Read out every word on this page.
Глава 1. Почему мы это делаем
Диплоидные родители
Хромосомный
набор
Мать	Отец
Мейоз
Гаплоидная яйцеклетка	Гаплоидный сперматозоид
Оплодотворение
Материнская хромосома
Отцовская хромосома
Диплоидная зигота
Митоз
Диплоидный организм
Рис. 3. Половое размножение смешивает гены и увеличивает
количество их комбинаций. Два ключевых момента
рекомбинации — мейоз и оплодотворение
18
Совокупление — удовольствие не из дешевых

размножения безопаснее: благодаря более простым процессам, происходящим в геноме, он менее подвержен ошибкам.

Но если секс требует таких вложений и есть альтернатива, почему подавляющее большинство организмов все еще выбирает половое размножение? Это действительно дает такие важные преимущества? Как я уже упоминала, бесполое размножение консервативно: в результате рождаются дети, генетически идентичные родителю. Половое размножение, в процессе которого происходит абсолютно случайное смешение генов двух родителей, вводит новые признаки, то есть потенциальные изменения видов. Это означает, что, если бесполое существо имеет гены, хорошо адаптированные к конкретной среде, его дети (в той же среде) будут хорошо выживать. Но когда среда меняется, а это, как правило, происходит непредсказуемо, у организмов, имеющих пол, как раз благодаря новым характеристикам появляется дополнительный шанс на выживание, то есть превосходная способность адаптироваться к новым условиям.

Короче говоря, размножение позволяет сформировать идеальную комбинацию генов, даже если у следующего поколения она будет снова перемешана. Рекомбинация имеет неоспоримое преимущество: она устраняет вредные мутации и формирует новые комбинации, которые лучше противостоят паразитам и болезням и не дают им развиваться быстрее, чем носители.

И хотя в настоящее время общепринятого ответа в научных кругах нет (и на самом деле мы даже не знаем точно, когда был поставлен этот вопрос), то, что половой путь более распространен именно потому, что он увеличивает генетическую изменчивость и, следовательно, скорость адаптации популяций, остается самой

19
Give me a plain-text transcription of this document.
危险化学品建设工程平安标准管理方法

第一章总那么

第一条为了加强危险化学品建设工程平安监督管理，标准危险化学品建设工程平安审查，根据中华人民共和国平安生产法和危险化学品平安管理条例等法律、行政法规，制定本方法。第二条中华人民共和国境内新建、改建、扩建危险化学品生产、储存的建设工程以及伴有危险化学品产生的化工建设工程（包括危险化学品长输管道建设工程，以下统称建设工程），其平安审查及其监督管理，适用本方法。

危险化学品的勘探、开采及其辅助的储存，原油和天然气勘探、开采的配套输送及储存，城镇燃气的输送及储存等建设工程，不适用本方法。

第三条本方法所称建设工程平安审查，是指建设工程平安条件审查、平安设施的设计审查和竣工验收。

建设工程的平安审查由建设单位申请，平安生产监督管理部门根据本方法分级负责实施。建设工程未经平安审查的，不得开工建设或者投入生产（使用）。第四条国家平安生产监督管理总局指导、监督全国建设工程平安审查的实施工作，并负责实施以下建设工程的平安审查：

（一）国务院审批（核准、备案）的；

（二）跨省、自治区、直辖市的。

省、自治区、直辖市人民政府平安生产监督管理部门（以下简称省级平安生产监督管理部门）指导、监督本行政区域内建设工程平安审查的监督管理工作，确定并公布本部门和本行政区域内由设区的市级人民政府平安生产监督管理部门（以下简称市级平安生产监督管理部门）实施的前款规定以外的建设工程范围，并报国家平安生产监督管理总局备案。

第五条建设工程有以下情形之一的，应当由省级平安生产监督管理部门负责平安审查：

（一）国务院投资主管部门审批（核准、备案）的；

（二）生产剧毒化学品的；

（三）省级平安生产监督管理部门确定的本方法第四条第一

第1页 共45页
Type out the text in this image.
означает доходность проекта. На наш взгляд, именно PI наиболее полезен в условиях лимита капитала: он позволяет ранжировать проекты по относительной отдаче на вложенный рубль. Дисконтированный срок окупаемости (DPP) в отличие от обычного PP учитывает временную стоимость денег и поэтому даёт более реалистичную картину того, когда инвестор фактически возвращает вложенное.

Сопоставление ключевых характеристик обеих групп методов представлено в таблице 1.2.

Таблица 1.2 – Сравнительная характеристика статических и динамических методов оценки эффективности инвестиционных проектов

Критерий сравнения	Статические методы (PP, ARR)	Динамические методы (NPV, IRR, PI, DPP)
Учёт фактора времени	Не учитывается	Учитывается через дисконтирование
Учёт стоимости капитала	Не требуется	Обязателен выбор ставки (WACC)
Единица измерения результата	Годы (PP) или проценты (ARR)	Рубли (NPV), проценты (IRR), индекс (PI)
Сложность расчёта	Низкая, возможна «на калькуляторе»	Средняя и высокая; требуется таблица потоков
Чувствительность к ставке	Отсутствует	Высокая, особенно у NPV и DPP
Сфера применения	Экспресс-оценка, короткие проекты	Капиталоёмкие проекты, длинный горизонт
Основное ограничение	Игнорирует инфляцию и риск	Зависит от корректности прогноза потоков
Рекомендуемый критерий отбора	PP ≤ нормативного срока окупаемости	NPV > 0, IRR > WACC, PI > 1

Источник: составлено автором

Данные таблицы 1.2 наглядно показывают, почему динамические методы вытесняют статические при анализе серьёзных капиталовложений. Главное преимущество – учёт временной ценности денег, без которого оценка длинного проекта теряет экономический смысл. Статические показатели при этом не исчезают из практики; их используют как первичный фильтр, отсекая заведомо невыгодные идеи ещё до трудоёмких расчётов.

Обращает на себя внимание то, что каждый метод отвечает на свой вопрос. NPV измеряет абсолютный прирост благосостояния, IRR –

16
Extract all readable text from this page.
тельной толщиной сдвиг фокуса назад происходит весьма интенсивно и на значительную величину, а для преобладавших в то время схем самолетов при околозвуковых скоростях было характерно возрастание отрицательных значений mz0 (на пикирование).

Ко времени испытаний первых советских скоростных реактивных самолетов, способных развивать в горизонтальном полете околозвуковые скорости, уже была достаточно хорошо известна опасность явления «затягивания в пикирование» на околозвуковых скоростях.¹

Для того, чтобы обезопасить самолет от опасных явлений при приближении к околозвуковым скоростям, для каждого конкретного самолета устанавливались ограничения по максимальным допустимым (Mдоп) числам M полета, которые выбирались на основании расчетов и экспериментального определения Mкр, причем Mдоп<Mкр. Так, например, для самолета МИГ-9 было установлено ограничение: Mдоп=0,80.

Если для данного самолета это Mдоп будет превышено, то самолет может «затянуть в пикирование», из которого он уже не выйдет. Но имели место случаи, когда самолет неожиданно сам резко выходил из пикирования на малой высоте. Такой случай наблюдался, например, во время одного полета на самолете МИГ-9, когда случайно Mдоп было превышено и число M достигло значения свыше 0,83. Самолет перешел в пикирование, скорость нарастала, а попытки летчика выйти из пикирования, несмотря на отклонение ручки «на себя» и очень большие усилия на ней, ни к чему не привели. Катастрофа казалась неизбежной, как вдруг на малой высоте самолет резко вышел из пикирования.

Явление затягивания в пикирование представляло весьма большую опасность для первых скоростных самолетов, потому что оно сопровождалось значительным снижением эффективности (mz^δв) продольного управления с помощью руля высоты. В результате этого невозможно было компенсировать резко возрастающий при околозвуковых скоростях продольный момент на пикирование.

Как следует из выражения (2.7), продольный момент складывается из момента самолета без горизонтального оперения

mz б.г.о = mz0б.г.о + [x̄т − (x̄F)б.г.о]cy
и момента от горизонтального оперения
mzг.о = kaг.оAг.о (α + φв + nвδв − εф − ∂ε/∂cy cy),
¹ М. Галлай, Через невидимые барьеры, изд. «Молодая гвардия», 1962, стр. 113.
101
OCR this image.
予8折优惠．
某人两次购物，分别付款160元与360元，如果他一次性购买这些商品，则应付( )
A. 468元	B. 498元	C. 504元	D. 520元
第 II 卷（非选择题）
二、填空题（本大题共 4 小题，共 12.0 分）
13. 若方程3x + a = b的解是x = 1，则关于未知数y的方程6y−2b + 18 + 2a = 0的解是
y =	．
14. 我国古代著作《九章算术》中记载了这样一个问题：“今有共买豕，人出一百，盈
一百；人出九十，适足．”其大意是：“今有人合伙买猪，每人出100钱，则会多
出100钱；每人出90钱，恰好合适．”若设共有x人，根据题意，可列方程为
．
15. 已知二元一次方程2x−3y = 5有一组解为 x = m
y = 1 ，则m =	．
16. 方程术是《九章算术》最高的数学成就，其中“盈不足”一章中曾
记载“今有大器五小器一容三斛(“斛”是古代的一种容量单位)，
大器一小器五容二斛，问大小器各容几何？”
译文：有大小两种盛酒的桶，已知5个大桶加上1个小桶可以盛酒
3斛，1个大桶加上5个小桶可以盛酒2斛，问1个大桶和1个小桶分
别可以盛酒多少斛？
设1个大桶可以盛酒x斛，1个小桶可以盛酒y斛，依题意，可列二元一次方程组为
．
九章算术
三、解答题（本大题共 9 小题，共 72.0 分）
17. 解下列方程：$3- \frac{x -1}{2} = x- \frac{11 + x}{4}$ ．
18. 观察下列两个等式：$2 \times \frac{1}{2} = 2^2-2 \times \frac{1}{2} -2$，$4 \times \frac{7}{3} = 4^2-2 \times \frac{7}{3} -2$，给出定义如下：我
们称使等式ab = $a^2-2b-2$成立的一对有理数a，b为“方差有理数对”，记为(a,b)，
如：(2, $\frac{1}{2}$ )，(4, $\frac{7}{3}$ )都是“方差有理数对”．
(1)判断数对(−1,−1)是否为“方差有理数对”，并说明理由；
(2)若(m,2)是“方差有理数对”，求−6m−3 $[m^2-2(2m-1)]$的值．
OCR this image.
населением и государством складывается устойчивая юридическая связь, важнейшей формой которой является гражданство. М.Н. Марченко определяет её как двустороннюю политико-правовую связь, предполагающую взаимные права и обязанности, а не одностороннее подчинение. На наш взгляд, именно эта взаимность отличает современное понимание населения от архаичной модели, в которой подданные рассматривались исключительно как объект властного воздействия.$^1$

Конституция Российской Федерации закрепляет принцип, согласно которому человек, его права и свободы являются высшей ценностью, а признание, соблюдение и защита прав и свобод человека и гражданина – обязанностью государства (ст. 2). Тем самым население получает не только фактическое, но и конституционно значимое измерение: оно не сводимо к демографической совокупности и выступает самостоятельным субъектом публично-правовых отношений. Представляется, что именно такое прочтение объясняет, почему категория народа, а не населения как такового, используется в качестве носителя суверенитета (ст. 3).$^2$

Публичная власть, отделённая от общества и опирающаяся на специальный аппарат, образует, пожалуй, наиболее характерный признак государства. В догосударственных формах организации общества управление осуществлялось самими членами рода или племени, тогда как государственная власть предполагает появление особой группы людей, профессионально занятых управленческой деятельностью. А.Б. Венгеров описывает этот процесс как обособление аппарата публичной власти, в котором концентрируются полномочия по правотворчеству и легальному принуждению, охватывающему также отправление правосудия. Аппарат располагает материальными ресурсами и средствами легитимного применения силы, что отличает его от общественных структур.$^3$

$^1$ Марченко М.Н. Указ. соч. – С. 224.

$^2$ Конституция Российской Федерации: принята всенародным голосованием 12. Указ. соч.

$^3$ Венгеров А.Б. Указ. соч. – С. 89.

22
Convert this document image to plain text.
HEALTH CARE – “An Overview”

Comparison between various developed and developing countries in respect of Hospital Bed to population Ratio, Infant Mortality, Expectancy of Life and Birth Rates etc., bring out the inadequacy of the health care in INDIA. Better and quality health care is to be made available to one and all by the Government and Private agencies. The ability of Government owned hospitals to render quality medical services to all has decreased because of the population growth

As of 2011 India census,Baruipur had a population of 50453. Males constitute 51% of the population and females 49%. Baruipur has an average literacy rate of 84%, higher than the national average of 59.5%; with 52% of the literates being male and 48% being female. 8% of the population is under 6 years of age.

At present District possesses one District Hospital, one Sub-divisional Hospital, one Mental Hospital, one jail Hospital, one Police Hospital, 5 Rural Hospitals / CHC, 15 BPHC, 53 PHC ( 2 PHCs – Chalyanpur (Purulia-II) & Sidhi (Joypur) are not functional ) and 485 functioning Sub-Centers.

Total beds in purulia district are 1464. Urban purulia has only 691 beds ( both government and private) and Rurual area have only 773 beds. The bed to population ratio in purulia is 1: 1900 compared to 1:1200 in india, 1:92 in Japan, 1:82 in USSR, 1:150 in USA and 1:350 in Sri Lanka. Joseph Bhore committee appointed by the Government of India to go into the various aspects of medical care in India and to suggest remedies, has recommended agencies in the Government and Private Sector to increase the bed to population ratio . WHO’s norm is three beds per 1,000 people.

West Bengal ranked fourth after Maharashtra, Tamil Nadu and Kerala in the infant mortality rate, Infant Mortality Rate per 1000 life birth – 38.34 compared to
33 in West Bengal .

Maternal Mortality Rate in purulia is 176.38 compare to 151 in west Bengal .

····················

**What the task requires:** Filter the data for the string "Статические" and copy every line that has it.

**Output:**
Критерий сравнения	Статические методы (PP, ARR)	Динамические методы (NPV, IRR, PI, DPP)
Данные таблицы 1.2 наглядно показывают, почему динамические методы вытесняют статические при анализе серьёзных капиталовложений. Главное преимущество – учёт временной ценности денег, без которого оценка длинного проекта теряет экономический смысл. Статические показатели при этом не исчезают из практики; их используют как первичный фильтр, отсекая заведомо невыгодные идеи ещё до трудоёмких расчётов.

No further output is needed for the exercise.